* EXERCISE PROMPT
Select the lines that hold the word "this" and copy each one.

* GIVEN DATA
=====
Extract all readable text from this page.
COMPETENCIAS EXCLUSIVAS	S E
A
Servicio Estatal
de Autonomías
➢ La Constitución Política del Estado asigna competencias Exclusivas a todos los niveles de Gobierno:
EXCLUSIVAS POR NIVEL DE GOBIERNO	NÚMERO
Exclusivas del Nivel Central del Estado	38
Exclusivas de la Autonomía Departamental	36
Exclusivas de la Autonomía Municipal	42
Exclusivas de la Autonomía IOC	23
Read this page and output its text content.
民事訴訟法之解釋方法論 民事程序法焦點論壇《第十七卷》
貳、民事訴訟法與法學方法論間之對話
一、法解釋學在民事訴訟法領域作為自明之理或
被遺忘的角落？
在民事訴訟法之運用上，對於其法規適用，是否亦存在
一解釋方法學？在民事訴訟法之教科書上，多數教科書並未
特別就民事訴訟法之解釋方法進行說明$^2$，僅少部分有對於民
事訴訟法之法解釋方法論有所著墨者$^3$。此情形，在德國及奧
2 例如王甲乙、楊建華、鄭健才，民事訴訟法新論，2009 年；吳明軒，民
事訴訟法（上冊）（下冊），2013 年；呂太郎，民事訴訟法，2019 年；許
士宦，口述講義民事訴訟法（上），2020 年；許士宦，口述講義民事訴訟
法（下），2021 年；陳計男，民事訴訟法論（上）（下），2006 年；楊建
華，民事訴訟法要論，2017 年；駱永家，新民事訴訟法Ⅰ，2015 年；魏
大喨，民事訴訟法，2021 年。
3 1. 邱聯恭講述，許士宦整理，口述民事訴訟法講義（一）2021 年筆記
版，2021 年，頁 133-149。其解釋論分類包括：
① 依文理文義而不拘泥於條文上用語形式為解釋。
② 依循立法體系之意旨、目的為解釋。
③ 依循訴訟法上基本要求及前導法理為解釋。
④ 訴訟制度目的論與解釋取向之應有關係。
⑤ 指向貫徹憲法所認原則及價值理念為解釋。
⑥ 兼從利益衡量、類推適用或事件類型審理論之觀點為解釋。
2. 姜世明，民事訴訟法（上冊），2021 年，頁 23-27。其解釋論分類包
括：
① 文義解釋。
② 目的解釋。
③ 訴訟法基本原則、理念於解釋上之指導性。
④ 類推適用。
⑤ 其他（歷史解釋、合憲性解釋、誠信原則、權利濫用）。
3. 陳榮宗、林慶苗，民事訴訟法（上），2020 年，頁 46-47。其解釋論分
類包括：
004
=====
* TASK OUTPUT
Extract all readable text from this page.
Read this page and output its text content.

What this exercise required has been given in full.